All of the entries need to be written out again, exactly as they are.
◇ ◇ ◇
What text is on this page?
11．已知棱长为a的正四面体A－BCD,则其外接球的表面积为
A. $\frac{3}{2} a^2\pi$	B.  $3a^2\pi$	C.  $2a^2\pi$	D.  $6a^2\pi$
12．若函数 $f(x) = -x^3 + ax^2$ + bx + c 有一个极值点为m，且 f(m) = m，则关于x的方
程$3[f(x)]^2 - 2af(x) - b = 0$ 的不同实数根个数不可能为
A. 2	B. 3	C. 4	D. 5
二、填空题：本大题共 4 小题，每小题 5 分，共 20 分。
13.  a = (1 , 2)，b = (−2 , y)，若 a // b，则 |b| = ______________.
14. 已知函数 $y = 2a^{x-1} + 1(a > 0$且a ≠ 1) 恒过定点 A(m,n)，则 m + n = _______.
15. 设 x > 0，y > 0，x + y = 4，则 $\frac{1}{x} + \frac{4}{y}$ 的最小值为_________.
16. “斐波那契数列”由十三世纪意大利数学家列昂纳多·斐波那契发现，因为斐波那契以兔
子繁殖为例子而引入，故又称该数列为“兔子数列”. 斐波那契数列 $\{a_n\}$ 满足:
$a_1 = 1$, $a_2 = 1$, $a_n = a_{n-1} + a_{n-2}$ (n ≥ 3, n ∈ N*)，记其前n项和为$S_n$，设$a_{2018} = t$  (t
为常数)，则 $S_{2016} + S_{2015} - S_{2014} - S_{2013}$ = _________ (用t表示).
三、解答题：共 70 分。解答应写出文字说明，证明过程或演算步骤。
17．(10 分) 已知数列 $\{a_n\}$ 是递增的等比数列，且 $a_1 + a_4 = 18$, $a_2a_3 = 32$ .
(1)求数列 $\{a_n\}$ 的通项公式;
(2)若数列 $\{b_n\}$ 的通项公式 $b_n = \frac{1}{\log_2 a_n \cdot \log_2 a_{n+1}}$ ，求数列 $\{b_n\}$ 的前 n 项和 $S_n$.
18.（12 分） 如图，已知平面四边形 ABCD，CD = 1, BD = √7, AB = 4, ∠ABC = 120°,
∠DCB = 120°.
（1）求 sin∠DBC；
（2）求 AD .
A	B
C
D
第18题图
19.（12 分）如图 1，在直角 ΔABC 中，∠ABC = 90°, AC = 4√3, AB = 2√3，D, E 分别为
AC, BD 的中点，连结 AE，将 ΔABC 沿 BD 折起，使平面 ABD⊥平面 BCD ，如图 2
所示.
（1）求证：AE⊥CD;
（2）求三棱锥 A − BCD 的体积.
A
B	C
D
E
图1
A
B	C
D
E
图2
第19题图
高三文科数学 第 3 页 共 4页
◇ ◇ ◇
§ **WORKED SOLUTION**:
What text is on this page?
11．已知棱长为a的正四面体A－BCD,则其外接球的表面积为
A. $\frac{3}{2} a^2\pi$	B.  $3a^2\pi$	C.  $2a^2\pi$	D.  $6a^2\pi$
12．若函数 $f(x) = -x^3 + ax^2$ + bx + c 有一个极值点为m，且 f(m) = m，则关于x的方
程$3[f(x)]^2 - 2af(x) - b = 0$ 的不同实数根个数不可能为
A. 2	B. 3	C. 4	D. 5
二、填空题：本大题共 4 小题，每小题 5 分，共 20 分。
13.  a = (1 , 2)，b = (−2 , y)，若 a // b，则 |b| = ______________.
14. 已知函数 $y = 2a^{x-1} + 1(a > 0$且a ≠ 1) 恒过定点 A(m,n)，则 m + n = _______.
15. 设 x > 0，y > 0，x + y = 4，则 $\frac{1}{x} + \frac{4}{y}$ 的最小值为_________.
16. “斐波那契数列”由十三世纪意大利数学家列昂纳多·斐波那契发现，因为斐波那契以兔
子繁殖为例子而引入，故又称该数列为“兔子数列”. 斐波那契数列 $\{a_n\}$ 满足:
$a_1 = 1$, $a_2 = 1$, $a_n = a_{n-1} + a_{n-2}$ (n ≥ 3, n ∈ N*)，记其前n项和为$S_n$，设$a_{2018} = t$  (t
为常数)，则 $S_{2016} + S_{2015} - S_{2014} - S_{2013}$ = _________ (用t表示).
三、解答题：共 70 分。解答应写出文字说明，证明过程或演算步骤。
17．(10 分) 已知数列 $\{a_n\}$ 是递增的等比数列，且 $a_1 + a_4 = 18$, $a_2a_3 = 32$ .
(1)求数列 $\{a_n\}$ 的通项公式;
(2)若数列 $\{b_n\}$ 的通项公式 $b_n = \frac{1}{\log_2 a_n \cdot \log_2 a_{n+1}}$ ，求数列 $\{b_n\}$ 的前 n 项和 $S_n$.
18.（12 分） 如图，已知平面四边形 ABCD，CD = 1, BD = √7, AB = 4, ∠ABC = 120°,
∠DCB = 120°.
（1）求 sin∠DBC；
（2）求 AD .
A	B
C
D
第18题图
19.（12 分）如图 1，在直角 ΔABC 中，∠ABC = 90°, AC = 4√3, AB = 2√3，D, E 分别为
AC, BD 的中点，连结 AE，将 ΔABC 沿 BD 折起，使平面 ABD⊥平面 BCD ，如图 2
所示.
（1）求证：AE⊥CD;
（2）求三棱锥 A − BCD 的体积.
A
B	C
D
E
图1
A
B	C
D
E
图2
第19题图
高三文科数学 第 3 页 共 4页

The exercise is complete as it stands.